— TO DO —
Take every line from the listing below that contains "https".

— RECORDS SHOWN —
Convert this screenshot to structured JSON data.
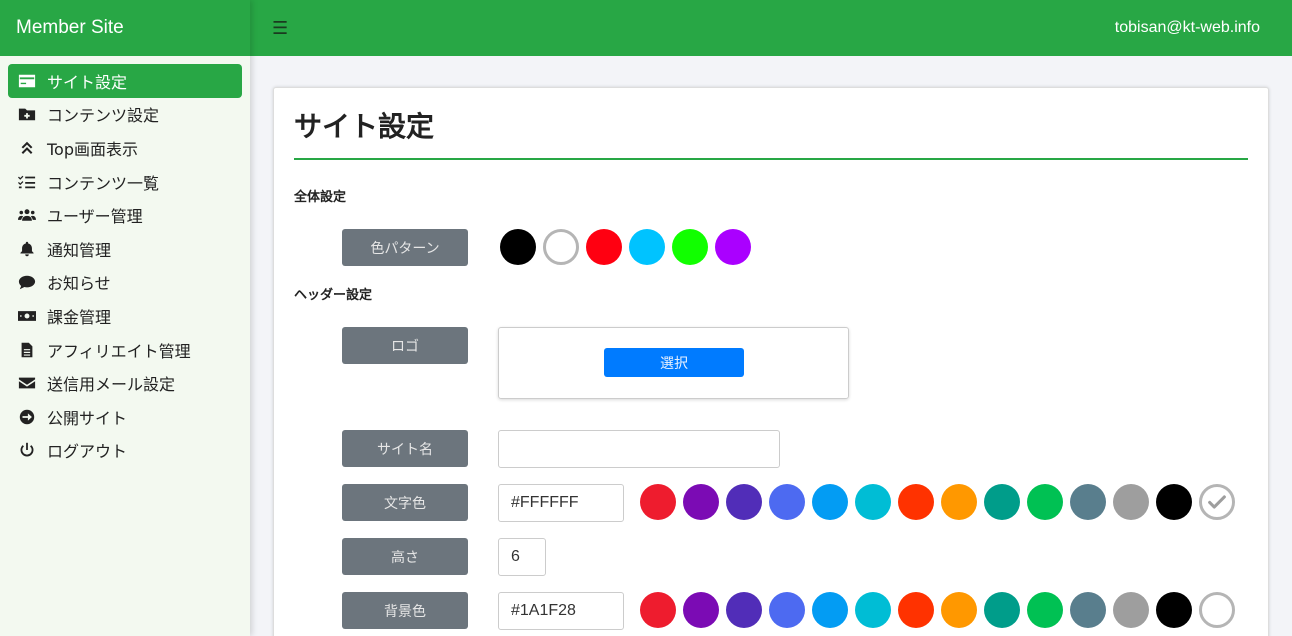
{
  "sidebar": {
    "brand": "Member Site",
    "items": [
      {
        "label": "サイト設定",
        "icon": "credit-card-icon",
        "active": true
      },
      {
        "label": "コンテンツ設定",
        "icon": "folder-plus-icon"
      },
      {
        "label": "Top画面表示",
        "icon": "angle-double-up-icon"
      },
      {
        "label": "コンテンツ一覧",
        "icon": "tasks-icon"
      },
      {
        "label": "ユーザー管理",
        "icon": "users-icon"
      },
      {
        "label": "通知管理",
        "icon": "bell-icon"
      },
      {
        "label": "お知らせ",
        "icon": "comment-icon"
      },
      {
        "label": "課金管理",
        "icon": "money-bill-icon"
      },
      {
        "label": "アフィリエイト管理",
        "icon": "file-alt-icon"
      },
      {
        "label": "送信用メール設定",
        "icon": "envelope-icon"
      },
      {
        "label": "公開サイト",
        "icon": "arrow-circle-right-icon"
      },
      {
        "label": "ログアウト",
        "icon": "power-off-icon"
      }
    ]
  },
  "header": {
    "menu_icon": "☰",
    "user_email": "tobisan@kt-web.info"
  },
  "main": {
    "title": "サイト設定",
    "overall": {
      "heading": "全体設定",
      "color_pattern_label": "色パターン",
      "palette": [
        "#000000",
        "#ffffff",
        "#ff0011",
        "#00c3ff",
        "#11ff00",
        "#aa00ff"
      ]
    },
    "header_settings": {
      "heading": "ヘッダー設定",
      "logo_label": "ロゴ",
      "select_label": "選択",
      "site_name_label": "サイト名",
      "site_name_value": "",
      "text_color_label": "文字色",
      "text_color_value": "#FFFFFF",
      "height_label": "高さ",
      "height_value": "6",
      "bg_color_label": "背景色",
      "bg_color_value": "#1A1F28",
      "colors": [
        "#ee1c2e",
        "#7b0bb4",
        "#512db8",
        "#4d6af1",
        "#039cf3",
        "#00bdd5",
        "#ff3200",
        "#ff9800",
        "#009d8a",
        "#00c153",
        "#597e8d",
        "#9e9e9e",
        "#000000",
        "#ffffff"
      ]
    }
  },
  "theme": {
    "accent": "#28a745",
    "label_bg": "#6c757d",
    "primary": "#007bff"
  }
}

---

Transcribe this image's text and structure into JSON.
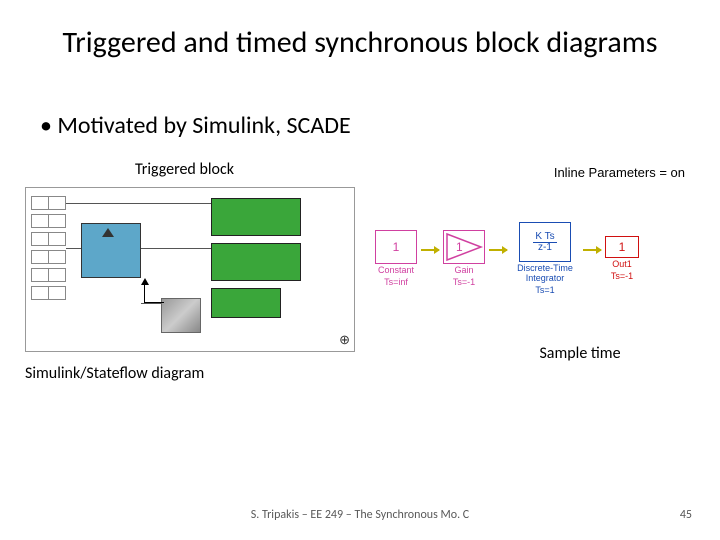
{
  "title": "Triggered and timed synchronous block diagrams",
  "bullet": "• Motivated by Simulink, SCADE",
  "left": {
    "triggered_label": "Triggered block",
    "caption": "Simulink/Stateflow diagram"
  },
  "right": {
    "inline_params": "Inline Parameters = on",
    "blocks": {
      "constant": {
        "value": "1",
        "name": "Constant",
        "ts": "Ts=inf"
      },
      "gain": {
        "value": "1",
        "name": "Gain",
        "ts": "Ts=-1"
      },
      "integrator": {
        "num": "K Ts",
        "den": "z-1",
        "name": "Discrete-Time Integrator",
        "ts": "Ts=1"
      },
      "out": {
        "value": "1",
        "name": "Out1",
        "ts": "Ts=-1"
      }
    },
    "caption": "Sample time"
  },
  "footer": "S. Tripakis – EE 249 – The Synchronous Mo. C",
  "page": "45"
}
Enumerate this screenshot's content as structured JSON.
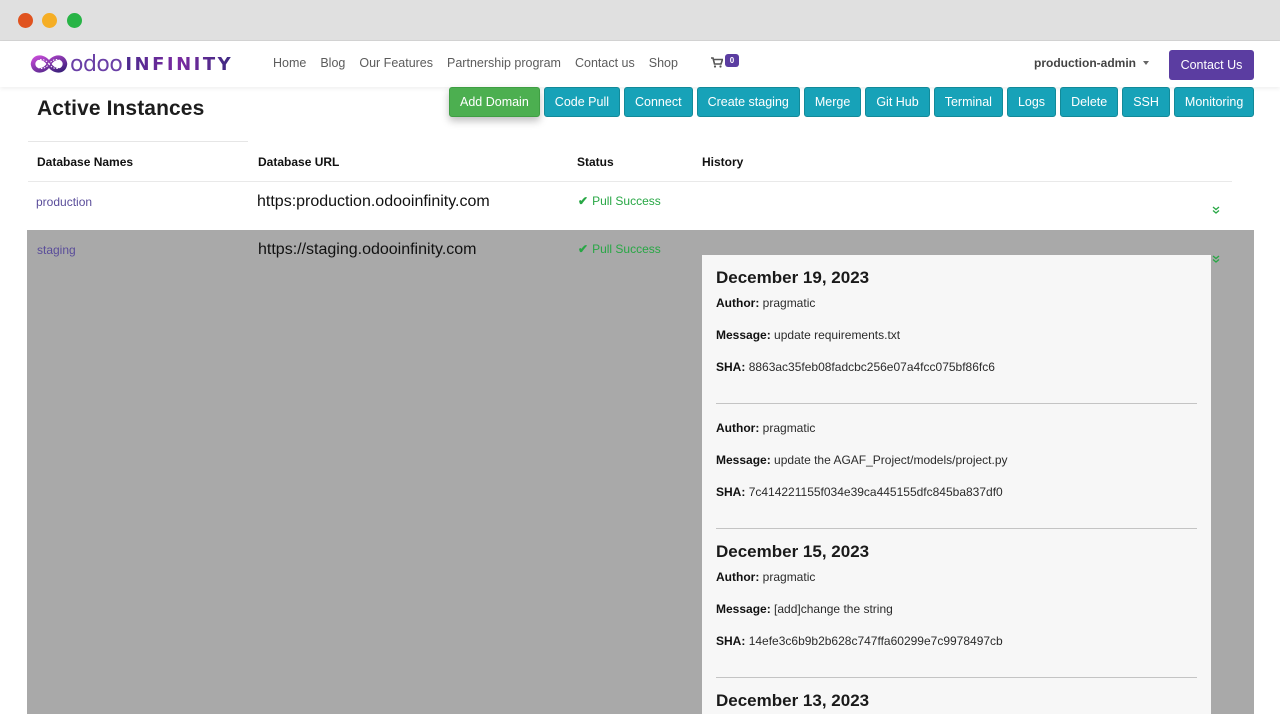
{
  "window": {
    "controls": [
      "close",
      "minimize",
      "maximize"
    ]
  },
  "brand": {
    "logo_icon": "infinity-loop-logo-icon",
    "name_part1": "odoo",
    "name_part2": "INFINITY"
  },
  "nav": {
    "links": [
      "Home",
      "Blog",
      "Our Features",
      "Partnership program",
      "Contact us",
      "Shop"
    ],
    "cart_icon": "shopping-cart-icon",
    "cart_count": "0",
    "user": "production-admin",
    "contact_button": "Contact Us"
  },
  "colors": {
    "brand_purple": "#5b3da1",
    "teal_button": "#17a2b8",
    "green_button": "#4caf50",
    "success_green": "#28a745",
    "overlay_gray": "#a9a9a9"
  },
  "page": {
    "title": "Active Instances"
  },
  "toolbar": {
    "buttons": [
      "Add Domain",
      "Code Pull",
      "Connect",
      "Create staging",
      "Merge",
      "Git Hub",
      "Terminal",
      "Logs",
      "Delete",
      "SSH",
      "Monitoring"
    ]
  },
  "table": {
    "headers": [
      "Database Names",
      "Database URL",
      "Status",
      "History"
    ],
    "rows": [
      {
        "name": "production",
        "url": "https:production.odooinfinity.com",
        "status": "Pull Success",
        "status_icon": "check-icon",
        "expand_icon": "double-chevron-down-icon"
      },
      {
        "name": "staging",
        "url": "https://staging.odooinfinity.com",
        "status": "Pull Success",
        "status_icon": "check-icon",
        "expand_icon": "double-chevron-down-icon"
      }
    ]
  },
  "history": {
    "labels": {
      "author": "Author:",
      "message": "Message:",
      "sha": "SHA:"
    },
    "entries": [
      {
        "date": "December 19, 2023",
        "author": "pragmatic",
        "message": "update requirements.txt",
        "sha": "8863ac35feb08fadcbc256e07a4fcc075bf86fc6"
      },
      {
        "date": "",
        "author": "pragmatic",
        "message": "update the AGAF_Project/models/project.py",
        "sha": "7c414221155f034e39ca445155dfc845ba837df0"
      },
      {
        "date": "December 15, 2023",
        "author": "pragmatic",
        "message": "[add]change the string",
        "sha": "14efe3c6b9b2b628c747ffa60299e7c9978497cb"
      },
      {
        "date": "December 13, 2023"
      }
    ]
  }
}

— RESULT OF THIS TASK —
        "url": "https:production.odooinfinity.com",
        "url": "https://staging.odooinfinity.com",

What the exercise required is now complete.